======== DATA PROVIDED

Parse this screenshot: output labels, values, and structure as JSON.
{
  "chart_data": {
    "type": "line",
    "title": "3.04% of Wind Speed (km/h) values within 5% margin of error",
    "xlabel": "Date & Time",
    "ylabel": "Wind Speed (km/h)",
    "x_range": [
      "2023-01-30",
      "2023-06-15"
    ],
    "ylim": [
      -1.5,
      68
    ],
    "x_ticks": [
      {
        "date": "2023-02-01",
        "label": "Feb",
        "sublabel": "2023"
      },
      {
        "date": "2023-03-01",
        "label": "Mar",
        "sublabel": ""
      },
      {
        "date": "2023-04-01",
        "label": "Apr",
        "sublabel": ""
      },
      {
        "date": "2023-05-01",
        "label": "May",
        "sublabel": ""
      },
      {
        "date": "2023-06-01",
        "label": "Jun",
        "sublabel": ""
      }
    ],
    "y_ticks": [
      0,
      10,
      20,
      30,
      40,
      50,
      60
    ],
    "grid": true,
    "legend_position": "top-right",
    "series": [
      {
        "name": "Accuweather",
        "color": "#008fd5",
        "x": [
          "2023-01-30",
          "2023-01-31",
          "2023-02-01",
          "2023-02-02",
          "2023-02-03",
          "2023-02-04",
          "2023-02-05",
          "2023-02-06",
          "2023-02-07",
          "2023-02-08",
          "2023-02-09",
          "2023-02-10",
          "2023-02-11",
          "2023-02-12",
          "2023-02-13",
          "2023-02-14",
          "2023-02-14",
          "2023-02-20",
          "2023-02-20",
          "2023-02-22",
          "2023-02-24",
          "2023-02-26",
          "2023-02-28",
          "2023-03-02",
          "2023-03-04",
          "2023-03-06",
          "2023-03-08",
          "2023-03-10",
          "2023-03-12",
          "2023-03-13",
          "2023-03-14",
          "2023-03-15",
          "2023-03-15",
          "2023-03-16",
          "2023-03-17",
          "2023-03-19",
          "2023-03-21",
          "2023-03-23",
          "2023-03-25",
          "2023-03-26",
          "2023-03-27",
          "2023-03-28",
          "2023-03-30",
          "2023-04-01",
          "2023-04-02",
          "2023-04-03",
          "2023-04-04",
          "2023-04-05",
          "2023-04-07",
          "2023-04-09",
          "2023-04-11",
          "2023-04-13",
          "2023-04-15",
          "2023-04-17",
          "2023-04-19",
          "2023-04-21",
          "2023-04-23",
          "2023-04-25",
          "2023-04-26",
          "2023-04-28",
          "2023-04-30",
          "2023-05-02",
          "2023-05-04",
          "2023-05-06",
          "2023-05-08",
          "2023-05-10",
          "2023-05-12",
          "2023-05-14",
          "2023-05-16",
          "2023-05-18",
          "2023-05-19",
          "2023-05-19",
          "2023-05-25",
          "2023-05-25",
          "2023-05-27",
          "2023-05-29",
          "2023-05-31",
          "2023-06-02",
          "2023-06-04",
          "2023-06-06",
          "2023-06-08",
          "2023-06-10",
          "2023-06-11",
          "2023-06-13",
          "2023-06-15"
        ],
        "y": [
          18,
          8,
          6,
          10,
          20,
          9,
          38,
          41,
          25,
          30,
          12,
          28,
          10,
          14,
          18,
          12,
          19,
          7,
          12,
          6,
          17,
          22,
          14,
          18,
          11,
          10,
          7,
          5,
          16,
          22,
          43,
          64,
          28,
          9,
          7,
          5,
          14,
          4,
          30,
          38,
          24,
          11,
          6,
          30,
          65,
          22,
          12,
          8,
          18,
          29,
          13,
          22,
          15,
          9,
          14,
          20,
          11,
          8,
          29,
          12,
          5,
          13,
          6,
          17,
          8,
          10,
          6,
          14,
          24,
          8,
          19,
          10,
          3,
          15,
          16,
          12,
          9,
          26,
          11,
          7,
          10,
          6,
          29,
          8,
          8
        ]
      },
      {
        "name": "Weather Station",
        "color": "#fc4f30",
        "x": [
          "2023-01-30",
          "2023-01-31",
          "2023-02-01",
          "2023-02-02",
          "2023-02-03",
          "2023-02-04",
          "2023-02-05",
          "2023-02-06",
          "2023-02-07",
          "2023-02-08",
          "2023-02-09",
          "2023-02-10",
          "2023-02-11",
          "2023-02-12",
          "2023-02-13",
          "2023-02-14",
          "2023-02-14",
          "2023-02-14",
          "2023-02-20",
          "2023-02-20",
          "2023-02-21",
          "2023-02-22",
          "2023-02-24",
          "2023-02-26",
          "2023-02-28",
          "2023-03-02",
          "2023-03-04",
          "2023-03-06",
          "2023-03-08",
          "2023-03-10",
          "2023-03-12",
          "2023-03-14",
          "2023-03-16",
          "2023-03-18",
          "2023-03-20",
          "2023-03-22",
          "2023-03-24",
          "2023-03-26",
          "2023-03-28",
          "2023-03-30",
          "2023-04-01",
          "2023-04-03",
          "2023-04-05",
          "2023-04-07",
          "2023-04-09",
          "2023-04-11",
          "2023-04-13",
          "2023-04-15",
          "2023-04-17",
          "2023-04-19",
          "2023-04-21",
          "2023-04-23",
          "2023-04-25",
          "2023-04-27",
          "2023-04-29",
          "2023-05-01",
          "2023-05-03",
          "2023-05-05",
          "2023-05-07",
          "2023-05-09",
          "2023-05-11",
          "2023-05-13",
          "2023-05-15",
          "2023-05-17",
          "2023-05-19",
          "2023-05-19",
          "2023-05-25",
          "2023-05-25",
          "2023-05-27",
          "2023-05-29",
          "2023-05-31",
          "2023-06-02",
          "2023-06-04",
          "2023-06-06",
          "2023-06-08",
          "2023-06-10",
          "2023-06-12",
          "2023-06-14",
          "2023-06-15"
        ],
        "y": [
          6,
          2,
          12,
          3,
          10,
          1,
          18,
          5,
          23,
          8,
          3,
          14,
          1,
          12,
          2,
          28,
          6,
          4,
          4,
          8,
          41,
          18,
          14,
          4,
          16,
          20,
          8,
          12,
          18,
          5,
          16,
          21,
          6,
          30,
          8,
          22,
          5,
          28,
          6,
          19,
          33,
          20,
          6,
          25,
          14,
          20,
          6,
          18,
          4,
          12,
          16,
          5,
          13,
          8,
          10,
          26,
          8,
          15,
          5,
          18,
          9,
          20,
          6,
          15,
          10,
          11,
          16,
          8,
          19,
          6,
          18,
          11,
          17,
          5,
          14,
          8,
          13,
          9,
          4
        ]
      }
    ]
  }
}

================
======== DATA PROVIDED

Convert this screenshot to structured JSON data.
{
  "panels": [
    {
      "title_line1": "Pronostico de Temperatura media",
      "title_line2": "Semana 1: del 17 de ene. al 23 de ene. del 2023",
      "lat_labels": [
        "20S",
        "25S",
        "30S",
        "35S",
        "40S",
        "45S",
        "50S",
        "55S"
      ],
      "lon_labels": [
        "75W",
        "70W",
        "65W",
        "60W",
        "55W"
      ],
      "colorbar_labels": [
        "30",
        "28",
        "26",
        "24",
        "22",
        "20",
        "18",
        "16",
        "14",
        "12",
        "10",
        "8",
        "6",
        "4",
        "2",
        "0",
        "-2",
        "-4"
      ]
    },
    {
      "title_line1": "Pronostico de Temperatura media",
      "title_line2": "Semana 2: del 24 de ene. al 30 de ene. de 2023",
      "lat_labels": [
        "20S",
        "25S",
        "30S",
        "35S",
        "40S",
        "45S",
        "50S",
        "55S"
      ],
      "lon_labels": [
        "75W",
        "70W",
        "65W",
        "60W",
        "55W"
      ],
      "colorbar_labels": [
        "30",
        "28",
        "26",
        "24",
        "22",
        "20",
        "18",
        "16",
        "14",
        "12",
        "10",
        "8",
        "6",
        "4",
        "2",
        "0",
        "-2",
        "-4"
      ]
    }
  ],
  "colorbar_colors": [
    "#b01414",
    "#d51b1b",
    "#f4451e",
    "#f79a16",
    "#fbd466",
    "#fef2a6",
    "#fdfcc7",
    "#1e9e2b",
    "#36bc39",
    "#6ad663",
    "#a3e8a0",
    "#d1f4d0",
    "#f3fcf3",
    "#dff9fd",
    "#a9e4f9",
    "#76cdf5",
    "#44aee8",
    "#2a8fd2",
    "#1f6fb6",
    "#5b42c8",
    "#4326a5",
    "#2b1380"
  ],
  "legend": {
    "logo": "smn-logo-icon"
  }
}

================

GIVEN EXERCISE >> Determine how many lines include the string "Wind". Give no answer but the number.

EXPECTED ANSWER >> 2